[Opening Data excerpts section]

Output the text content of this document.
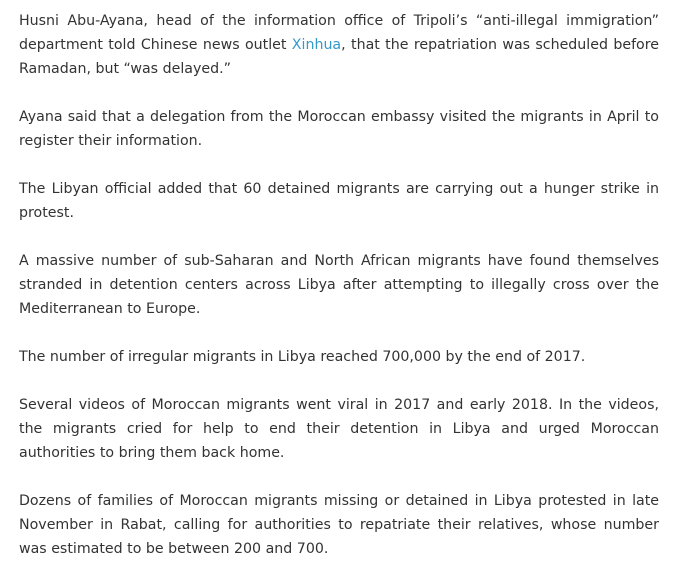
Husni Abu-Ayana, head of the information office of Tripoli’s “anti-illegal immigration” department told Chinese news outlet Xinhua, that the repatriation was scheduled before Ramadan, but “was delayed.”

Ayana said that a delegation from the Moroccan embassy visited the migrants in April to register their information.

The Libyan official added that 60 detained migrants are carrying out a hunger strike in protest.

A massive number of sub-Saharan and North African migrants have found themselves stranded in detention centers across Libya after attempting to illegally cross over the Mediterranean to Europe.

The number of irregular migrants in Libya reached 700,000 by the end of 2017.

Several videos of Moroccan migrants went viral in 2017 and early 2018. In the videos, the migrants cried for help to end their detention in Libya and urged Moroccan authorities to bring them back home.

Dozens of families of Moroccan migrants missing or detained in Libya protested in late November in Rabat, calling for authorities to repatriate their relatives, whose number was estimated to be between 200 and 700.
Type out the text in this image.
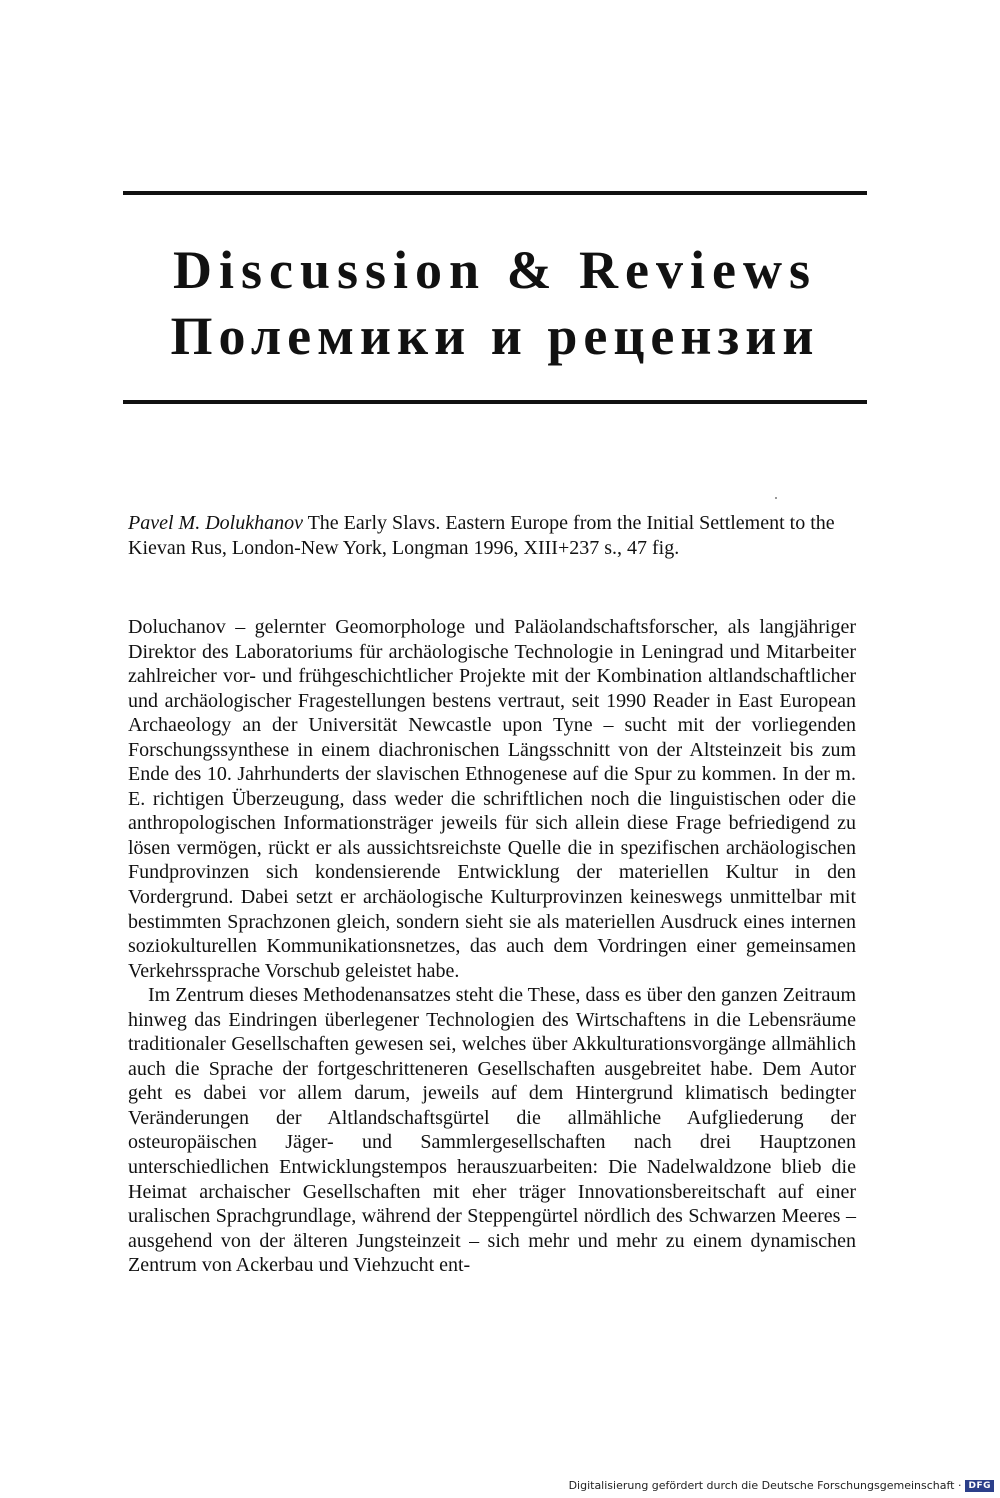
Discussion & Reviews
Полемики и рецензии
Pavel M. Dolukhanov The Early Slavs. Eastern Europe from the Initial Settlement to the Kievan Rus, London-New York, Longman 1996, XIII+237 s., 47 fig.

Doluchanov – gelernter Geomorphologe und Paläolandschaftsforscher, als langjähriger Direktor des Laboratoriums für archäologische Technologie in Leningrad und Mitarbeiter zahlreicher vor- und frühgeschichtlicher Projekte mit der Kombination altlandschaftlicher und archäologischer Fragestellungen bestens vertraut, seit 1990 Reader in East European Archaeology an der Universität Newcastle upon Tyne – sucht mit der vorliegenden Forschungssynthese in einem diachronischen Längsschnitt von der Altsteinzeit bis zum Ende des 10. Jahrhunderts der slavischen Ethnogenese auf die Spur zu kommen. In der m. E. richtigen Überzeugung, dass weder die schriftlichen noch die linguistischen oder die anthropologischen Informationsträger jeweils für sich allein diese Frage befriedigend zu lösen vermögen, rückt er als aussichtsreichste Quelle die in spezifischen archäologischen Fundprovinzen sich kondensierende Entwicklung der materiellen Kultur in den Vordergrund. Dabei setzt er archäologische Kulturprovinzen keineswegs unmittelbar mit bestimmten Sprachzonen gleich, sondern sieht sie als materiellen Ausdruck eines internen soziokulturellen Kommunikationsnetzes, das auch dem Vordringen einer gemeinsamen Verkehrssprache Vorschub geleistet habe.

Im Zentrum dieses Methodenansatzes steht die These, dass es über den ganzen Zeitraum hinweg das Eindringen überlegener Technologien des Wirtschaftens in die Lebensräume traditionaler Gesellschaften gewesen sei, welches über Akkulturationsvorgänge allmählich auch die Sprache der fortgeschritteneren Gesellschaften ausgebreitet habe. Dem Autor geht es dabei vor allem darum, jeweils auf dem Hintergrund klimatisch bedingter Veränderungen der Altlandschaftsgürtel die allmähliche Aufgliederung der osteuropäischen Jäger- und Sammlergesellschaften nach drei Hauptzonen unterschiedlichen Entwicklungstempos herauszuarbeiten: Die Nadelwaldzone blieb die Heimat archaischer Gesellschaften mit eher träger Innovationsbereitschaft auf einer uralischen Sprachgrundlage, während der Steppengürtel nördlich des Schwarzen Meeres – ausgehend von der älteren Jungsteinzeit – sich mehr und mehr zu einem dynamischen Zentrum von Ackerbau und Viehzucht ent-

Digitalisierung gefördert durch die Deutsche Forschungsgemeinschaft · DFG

[Closing Data excerpts section]
[Opening Data excerpts section]

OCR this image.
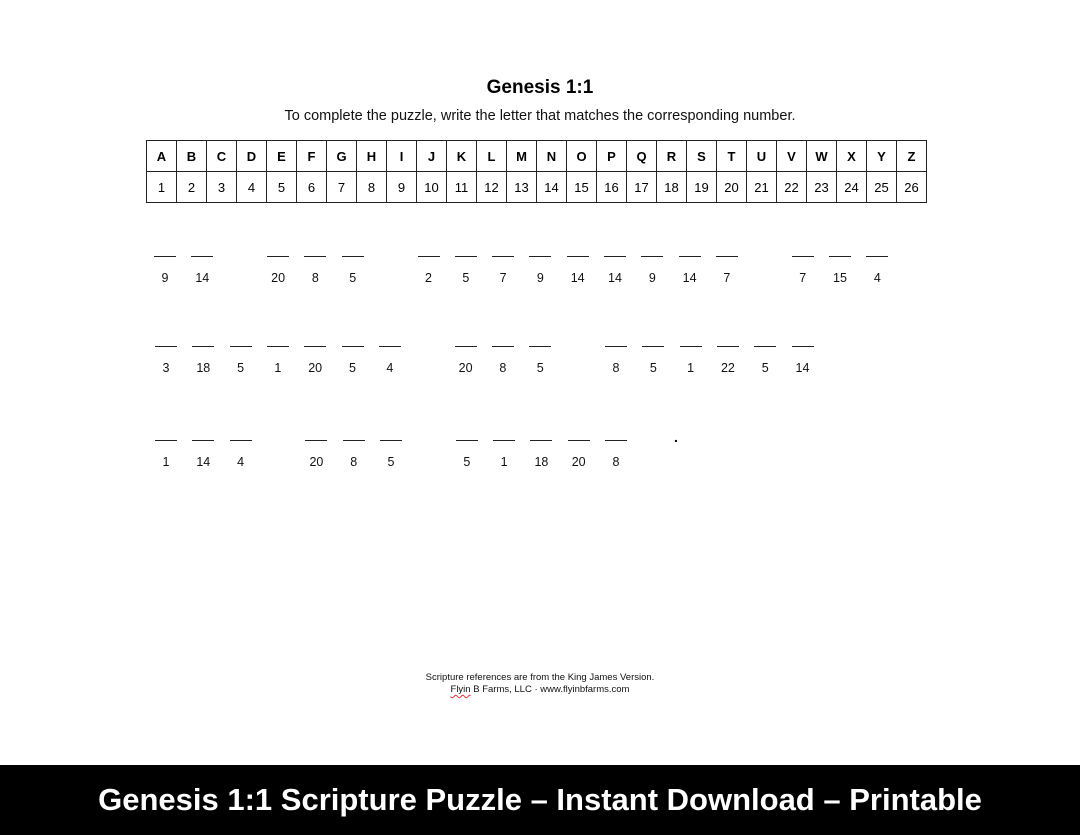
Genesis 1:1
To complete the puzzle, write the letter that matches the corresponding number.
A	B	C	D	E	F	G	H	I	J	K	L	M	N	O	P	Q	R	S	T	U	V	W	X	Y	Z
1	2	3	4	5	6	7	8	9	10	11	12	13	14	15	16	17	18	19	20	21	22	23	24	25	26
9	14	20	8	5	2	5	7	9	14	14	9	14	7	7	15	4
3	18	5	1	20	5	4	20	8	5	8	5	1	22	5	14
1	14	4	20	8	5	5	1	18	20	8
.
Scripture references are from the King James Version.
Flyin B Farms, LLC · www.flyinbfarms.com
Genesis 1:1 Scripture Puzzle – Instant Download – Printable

[Closing Data excerpts section]

What is needed => Please report every line of the records above that contains the word "Moroccan".

Exercise result =>
Ayana said that a delegation from the Moroccan embassy visited the migrants in April to register their information.
Several videos of Moroccan migrants went viral in 2017 and early 2018. In the videos, the migrants cried for help to end their detention in Libya and urged Moroccan authorities to bring them back home.
Dozens of families of Moroccan migrants missing or detained in Libya protested in late November in Rabat, calling for authorities to repatriate their relatives, whose number was estimated to be between 200 and 700.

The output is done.